→ Record set:

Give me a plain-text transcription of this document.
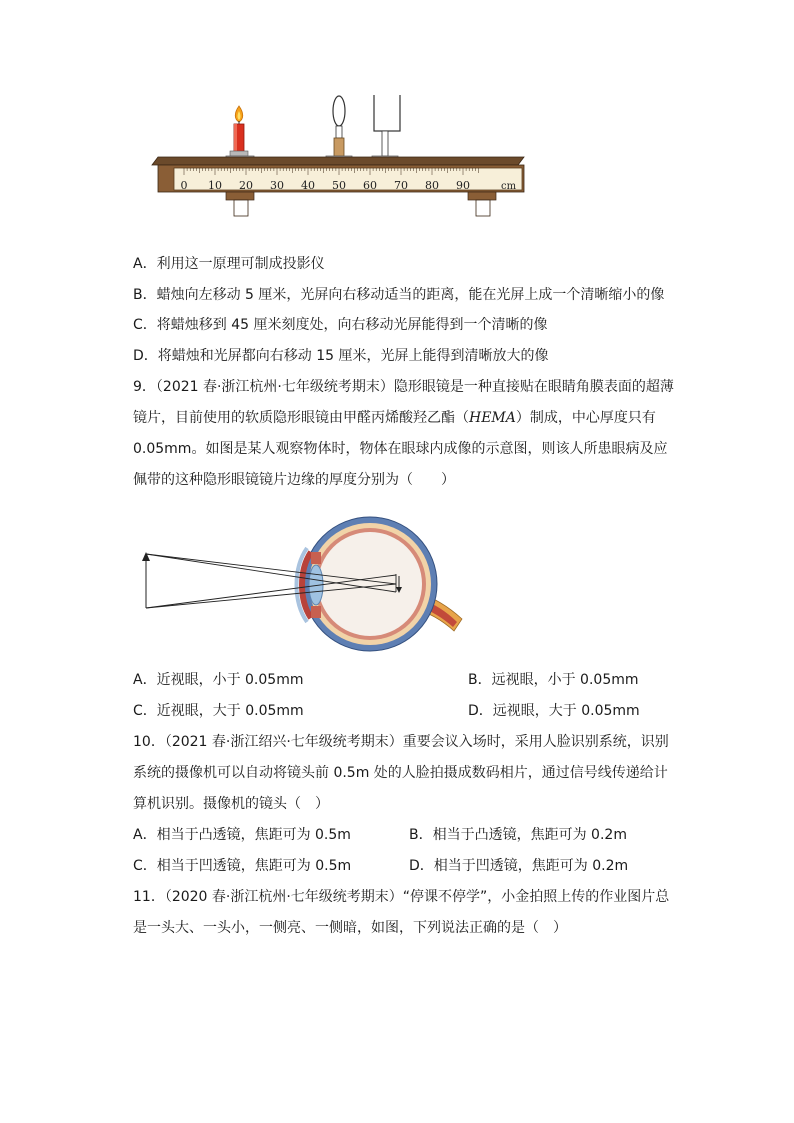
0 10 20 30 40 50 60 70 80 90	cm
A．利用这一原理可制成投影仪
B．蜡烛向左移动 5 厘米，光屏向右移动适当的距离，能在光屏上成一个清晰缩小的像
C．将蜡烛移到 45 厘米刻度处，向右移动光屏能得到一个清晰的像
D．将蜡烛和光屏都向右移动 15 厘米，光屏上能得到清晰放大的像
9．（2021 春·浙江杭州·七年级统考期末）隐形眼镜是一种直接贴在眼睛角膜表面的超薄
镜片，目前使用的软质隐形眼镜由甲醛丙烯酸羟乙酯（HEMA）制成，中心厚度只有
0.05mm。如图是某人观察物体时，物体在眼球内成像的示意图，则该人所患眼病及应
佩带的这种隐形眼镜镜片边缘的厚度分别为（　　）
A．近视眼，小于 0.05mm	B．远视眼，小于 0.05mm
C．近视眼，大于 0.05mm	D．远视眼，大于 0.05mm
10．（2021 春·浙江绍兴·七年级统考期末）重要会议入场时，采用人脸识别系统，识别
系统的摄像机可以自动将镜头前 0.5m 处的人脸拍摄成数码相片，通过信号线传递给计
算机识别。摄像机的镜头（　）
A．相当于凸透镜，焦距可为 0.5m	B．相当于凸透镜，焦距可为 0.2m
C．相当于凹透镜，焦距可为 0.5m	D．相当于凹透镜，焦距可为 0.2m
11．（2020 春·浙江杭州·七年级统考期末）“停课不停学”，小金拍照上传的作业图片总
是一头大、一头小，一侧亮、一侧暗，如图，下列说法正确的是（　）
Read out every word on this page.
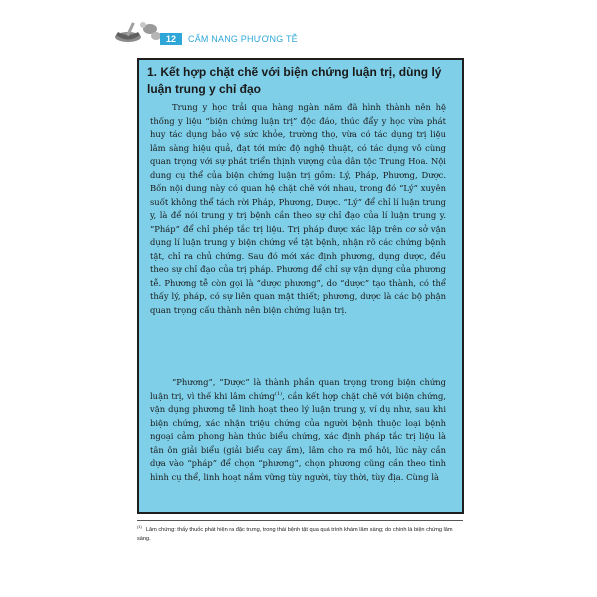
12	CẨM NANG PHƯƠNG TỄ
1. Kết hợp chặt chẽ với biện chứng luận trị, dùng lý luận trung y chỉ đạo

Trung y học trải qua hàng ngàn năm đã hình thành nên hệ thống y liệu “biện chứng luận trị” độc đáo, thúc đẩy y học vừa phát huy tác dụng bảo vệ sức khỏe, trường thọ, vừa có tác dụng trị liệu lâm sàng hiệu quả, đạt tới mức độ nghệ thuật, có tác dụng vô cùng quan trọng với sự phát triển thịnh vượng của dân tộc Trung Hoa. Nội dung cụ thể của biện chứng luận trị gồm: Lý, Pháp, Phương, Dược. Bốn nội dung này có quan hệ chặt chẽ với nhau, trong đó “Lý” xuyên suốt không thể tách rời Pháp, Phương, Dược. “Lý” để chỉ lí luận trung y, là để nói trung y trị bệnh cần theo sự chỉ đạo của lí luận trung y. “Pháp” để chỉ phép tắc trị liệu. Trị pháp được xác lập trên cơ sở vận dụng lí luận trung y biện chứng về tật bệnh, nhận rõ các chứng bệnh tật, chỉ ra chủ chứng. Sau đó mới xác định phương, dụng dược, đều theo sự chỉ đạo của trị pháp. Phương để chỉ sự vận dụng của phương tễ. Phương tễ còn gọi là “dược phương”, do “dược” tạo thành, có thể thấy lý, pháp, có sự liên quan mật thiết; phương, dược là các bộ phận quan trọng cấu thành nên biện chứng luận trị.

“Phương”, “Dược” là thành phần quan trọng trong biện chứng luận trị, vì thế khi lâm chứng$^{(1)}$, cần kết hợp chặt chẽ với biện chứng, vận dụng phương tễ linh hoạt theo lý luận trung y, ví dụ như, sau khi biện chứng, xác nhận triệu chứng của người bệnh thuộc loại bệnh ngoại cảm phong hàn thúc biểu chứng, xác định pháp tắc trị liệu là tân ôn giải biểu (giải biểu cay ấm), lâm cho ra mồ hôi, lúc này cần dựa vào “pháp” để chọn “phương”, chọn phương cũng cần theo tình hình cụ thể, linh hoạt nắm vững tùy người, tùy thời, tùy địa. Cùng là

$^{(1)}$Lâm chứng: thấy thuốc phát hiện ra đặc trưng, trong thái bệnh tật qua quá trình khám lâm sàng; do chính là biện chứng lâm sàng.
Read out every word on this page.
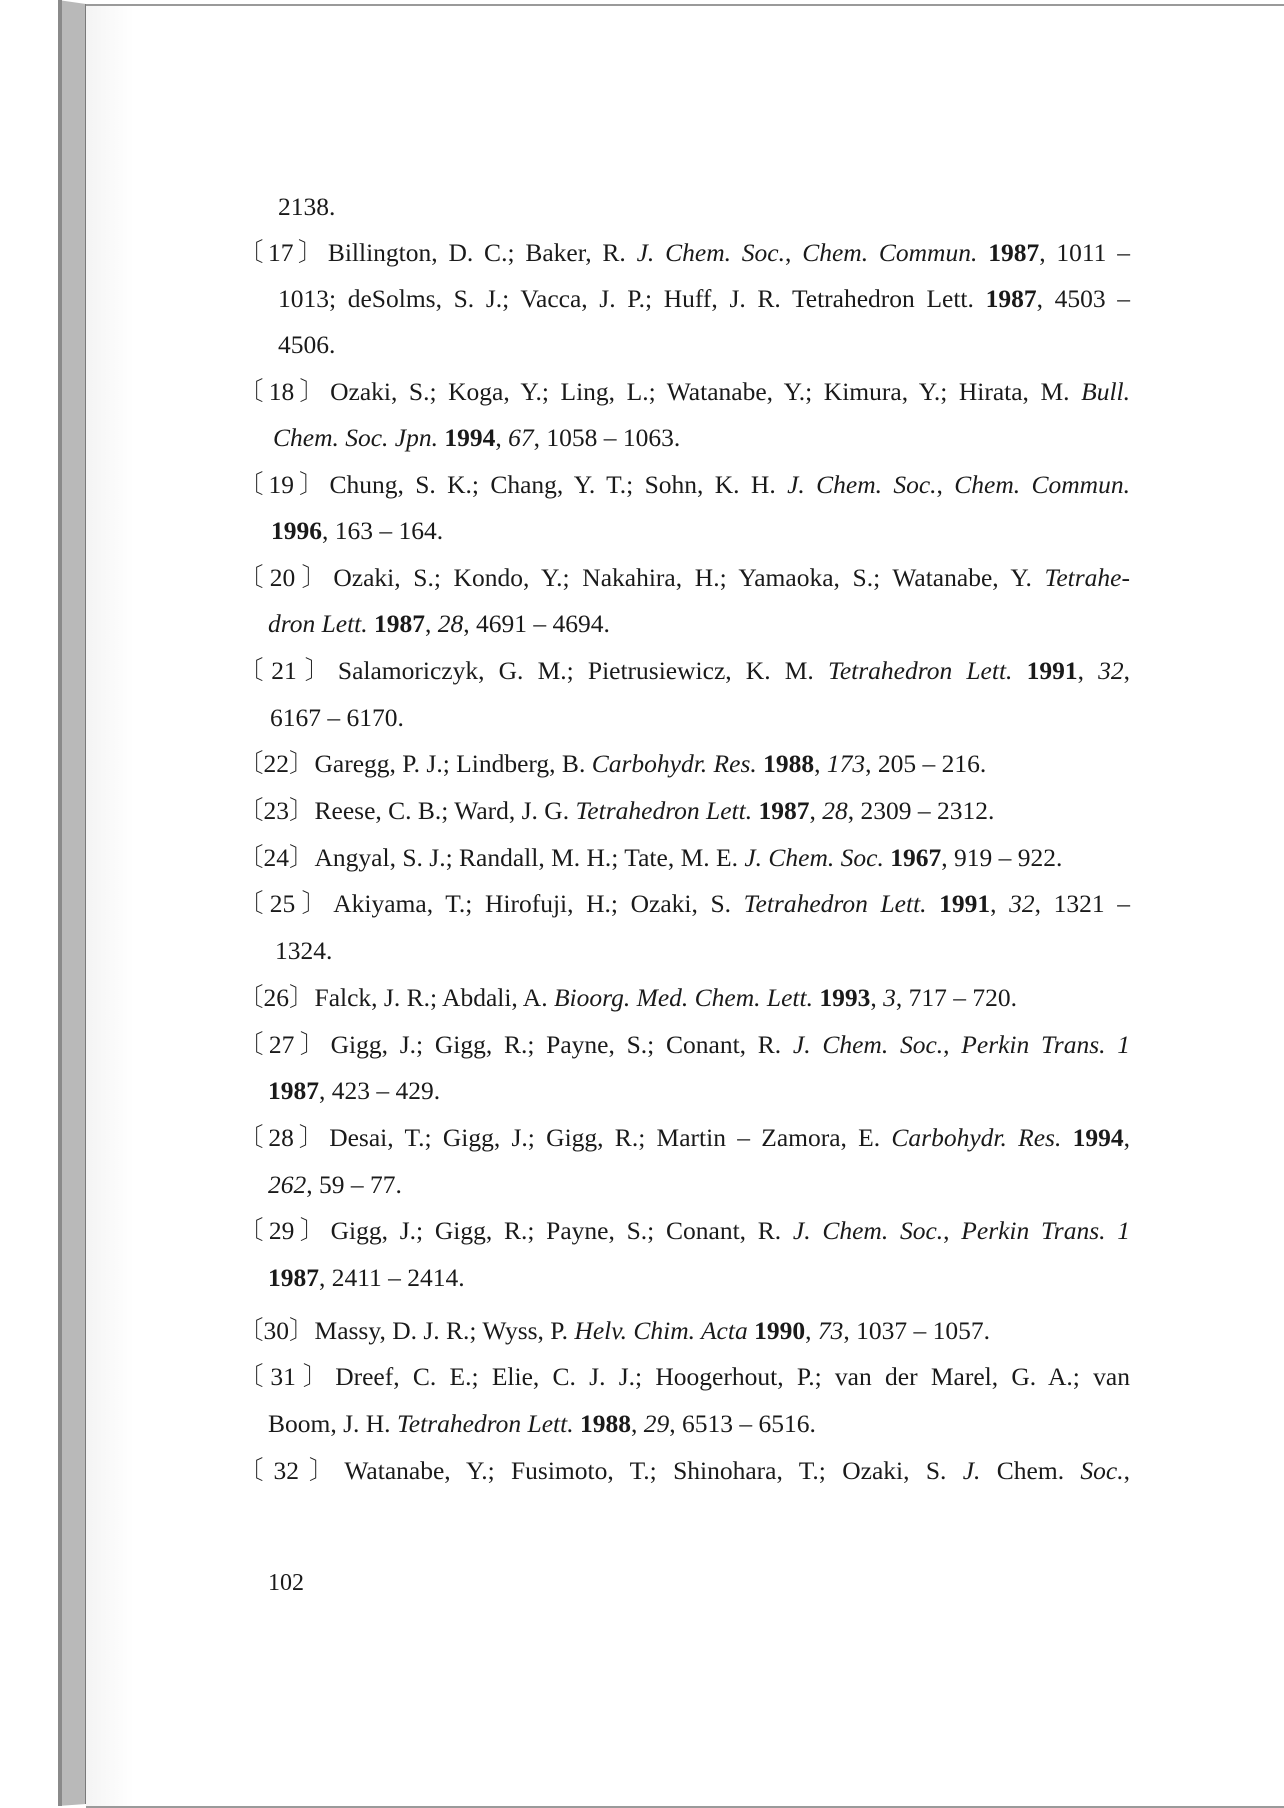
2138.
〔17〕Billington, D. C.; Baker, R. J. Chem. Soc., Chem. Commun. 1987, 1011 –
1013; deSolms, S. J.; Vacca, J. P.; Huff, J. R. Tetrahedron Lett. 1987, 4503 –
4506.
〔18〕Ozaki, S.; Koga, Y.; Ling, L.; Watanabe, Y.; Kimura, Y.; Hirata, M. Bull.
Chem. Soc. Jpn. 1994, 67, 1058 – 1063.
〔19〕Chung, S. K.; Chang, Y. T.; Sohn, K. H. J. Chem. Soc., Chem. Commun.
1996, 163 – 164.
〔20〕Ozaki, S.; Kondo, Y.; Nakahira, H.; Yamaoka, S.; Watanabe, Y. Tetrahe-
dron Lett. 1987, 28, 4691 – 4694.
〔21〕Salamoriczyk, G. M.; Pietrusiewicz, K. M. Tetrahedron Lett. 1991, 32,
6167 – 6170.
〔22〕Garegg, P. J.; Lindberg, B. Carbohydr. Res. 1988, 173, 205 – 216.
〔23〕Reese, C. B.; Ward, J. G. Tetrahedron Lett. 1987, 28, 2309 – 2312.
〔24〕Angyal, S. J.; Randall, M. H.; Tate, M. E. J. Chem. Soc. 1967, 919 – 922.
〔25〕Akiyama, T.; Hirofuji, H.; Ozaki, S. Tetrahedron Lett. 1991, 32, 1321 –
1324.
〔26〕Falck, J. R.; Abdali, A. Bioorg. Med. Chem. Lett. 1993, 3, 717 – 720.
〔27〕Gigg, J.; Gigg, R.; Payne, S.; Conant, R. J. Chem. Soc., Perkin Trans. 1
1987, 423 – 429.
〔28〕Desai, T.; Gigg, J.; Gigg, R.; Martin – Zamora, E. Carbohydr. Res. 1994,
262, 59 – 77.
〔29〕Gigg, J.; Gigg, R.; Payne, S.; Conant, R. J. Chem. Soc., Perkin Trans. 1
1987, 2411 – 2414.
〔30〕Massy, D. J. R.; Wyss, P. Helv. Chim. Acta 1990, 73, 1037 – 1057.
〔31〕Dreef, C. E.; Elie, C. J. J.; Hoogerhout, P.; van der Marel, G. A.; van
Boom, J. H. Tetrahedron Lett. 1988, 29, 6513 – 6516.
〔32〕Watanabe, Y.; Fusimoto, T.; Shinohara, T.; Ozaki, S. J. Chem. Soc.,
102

→ Task description:
Make an exact copy of all entries above, dropping the images.

→ Task answer:
Give me a plain-text transcription of this document.
0 10 20 30 40 50 60 70 80 90	cm
A．利用这一原理可制成投影仪
B．蜡烛向左移动 5 厘米，光屏向右移动适当的距离，能在光屏上成一个清晰缩小的像
C．将蜡烛移到 45 厘米刻度处，向右移动光屏能得到一个清晰的像
D．将蜡烛和光屏都向右移动 15 厘米，光屏上能得到清晰放大的像
9．（2021 春·浙江杭州·七年级统考期末）隐形眼镜是一种直接贴在眼睛角膜表面的超薄
镜片，目前使用的软质隐形眼镜由甲醛丙烯酸羟乙酯（HEMA）制成，中心厚度只有
0.05mm。如图是某人观察物体时，物体在眼球内成像的示意图，则该人所患眼病及应
佩带的这种隐形眼镜镜片边缘的厚度分别为（　　）
A．近视眼，小于 0.05mm	B．远视眼，小于 0.05mm
C．近视眼，大于 0.05mm	D．远视眼，大于 0.05mm
10．（2021 春·浙江绍兴·七年级统考期末）重要会议入场时，采用人脸识别系统，识别
系统的摄像机可以自动将镜头前 0.5m 处的人脸拍摄成数码相片，通过信号线传递给计
算机识别。摄像机的镜头（　）
A．相当于凸透镜，焦距可为 0.5m	B．相当于凸透镜，焦距可为 0.2m
C．相当于凹透镜，焦距可为 0.5m	D．相当于凹透镜，焦距可为 0.2m
11．（2020 春·浙江杭州·七年级统考期末）“停课不停学”，小金拍照上传的作业图片总
是一头大、一头小，一侧亮、一侧暗，如图，下列说法正确的是（　）
Read out every word on this page.
12	CẨM NANG PHƯƠNG TỄ
1. Kết hợp chặt chẽ với biện chứng luận trị, dùng lý luận trung y chỉ đạo

Trung y học trải qua hàng ngàn năm đã hình thành nên hệ thống y liệu “biện chứng luận trị” độc đáo, thúc đẩy y học vừa phát huy tác dụng bảo vệ sức khỏe, trường thọ, vừa có tác dụng trị liệu lâm sàng hiệu quả, đạt tới mức độ nghệ thuật, có tác dụng vô cùng quan trọng với sự phát triển thịnh vượng của dân tộc Trung Hoa. Nội dung cụ thể của biện chứng luận trị gồm: Lý, Pháp, Phương, Dược. Bốn nội dung này có quan hệ chặt chẽ với nhau, trong đó “Lý” xuyên suốt không thể tách rời Pháp, Phương, Dược. “Lý” để chỉ lí luận trung y, là để nói trung y trị bệnh cần theo sự chỉ đạo của lí luận trung y. “Pháp” để chỉ phép tắc trị liệu. Trị pháp được xác lập trên cơ sở vận dụng lí luận trung y biện chứng về tật bệnh, nhận rõ các chứng bệnh tật, chỉ ra chủ chứng. Sau đó mới xác định phương, dụng dược, đều theo sự chỉ đạo của trị pháp. Phương để chỉ sự vận dụng của phương tễ. Phương tễ còn gọi là “dược phương”, do “dược” tạo thành, có thể thấy lý, pháp, có sự liên quan mật thiết; phương, dược là các bộ phận quan trọng cấu thành nên biện chứng luận trị.

“Phương”, “Dược” là thành phần quan trọng trong biện chứng luận trị, vì thế khi lâm chứng$^{(1)}$, cần kết hợp chặt chẽ với biện chứng, vận dụng phương tễ linh hoạt theo lý luận trung y, ví dụ như, sau khi biện chứng, xác nhận triệu chứng của người bệnh thuộc loại bệnh ngoại cảm phong hàn thúc biểu chứng, xác định pháp tắc trị liệu là tân ôn giải biểu (giải biểu cay ấm), lâm cho ra mồ hôi, lúc này cần dựa vào “pháp” để chọn “phương”, chọn phương cũng cần theo tình hình cụ thể, linh hoạt nắm vững tùy người, tùy thời, tùy địa. Cùng là

$^{(1)}$Lâm chứng: thấy thuốc phát hiện ra đặc trưng, trong thái bệnh tật qua quá trình khám lâm sàng; do chính là biện chứng lâm sàng.
Read out every word on this page.
2138.
〔17〕Billington, D. C.; Baker, R. J. Chem. Soc., Chem. Commun. 1987, 1011 –
1013; deSolms, S. J.; Vacca, J. P.; Huff, J. R. Tetrahedron Lett. 1987, 4503 –
4506.
〔18〕Ozaki, S.; Koga, Y.; Ling, L.; Watanabe, Y.; Kimura, Y.; Hirata, M. Bull.
Chem. Soc. Jpn. 1994, 67, 1058 – 1063.
〔19〕Chung, S. K.; Chang, Y. T.; Sohn, K. H. J. Chem. Soc., Chem. Commun.
1996, 163 – 164.
〔20〕Ozaki, S.; Kondo, Y.; Nakahira, H.; Yamaoka, S.; Watanabe, Y. Tetrahe-
dron Lett. 1987, 28, 4691 – 4694.
〔21〕Salamoriczyk, G. M.; Pietrusiewicz, K. M. Tetrahedron Lett. 1991, 32,
6167 – 6170.
〔22〕Garegg, P. J.; Lindberg, B. Carbohydr. Res. 1988, 173, 205 – 216.
〔23〕Reese, C. B.; Ward, J. G. Tetrahedron Lett. 1987, 28, 2309 – 2312.
〔24〕Angyal, S. J.; Randall, M. H.; Tate, M. E. J. Chem. Soc. 1967, 919 – 922.
〔25〕Akiyama, T.; Hirofuji, H.; Ozaki, S. Tetrahedron Lett. 1991, 32, 1321 –
1324.
〔26〕Falck, J. R.; Abdali, A. Bioorg. Med. Chem. Lett. 1993, 3, 717 – 720.
〔27〕Gigg, J.; Gigg, R.; Payne, S.; Conant, R. J. Chem. Soc., Perkin Trans. 1
1987, 423 – 429.
〔28〕Desai, T.; Gigg, J.; Gigg, R.; Martin – Zamora, E. Carbohydr. Res. 1994,
262, 59 – 77.
〔29〕Gigg, J.; Gigg, R.; Payne, S.; Conant, R. J. Chem. Soc., Perkin Trans. 1
1987, 2411 – 2414.
〔30〕Massy, D. J. R.; Wyss, P. Helv. Chim. Acta 1990, 73, 1037 – 1057.
〔31〕Dreef, C. E.; Elie, C. J. J.; Hoogerhout, P.; van der Marel, G. A.; van
Boom, J. H. Tetrahedron Lett. 1988, 29, 6513 – 6516.
〔32〕Watanabe, Y.; Fusimoto, T.; Shinohara, T.; Ozaki, S. J. Chem. Soc.,
102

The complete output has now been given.